▶ **Figure data in JSON**:
==*==
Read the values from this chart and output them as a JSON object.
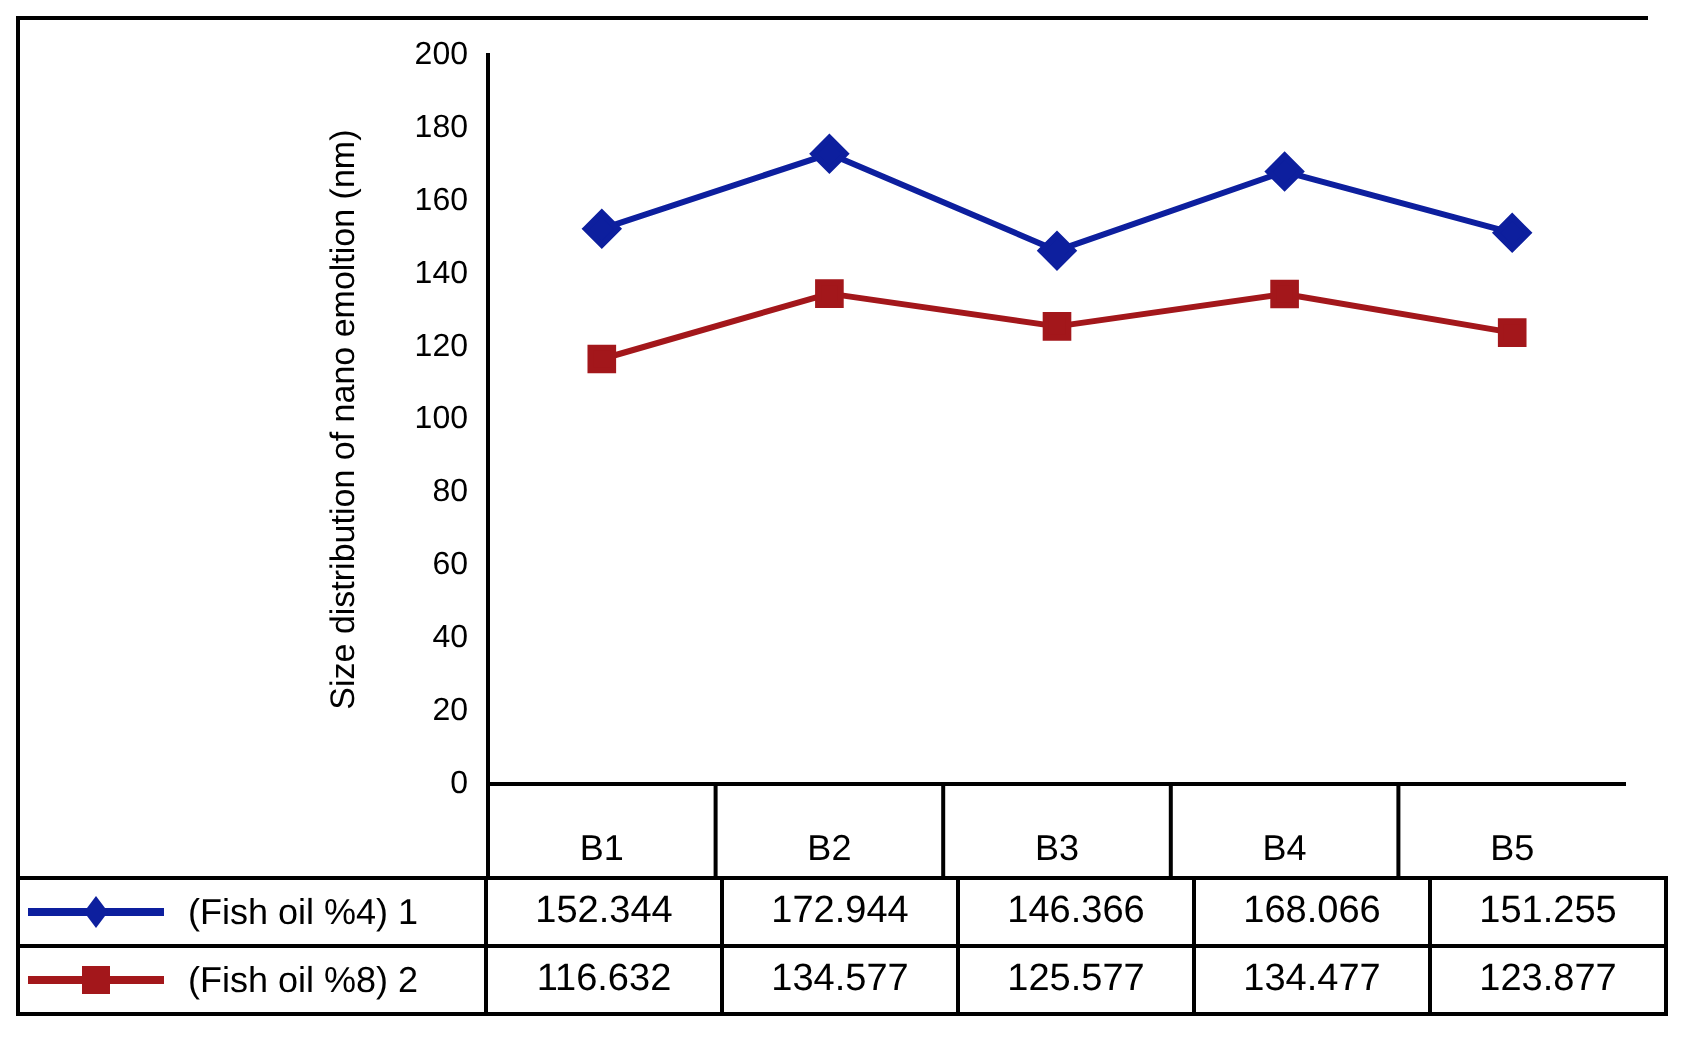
{
  "chart_data": {
    "type": "line",
    "ylabel": "Size distribution of nano emoltion (nm)",
    "categories": [
      "B1",
      "B2",
      "B3",
      "B4",
      "B5"
    ],
    "series": [
      {
        "name": "(Fish oil %4) 1",
        "color": "#0d1f9e",
        "marker": "diamond",
        "values": [
          152.344,
          172.944,
          146.366,
          168.066,
          151.255
        ]
      },
      {
        "name": "(Fish oil %8) 2",
        "color": "#a3171b",
        "marker": "square",
        "values": [
          116.632,
          134.577,
          125.577,
          134.477,
          123.877
        ]
      }
    ],
    "ylim": [
      0,
      200
    ],
    "yticks": [
      0,
      20,
      40,
      60,
      80,
      100,
      120,
      140,
      160,
      180,
      200
    ],
    "data_labels": true,
    "legend": "bottom"
  }
}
==*==
▶ **STATED GOAL**: Reproduce the material above in full and without alteration, but skip all pictures.

▶ **REPLY**:
Read the values from this chart and output them as a JSON object.
{
  "chart_data": {
    "type": "line",
    "ylabel": "Size distribution of nano emoltion (nm)",
    "categories": [
      "B1",
      "B2",
      "B3",
      "B4",
      "B5"
    ],
    "series": [
      {
        "name": "(Fish oil %4) 1",
        "color": "#0d1f9e",
        "marker": "diamond",
        "values": [
          152.344,
          172.944,
          146.366,
          168.066,
          151.255
        ]
      },
      {
        "name": "(Fish oil %8) 2",
        "color": "#a3171b",
        "marker": "square",
        "values": [
          116.632,
          134.577,
          125.577,
          134.477,
          123.877
        ]
      }
    ],
    "ylim": [
      0,
      200
    ],
    "yticks": [
      0,
      20,
      40,
      60,
      80,
      100,
      120,
      140,
      160,
      180,
      200
    ],
    "data_labels": true,
    "legend": "bottom"
  }
}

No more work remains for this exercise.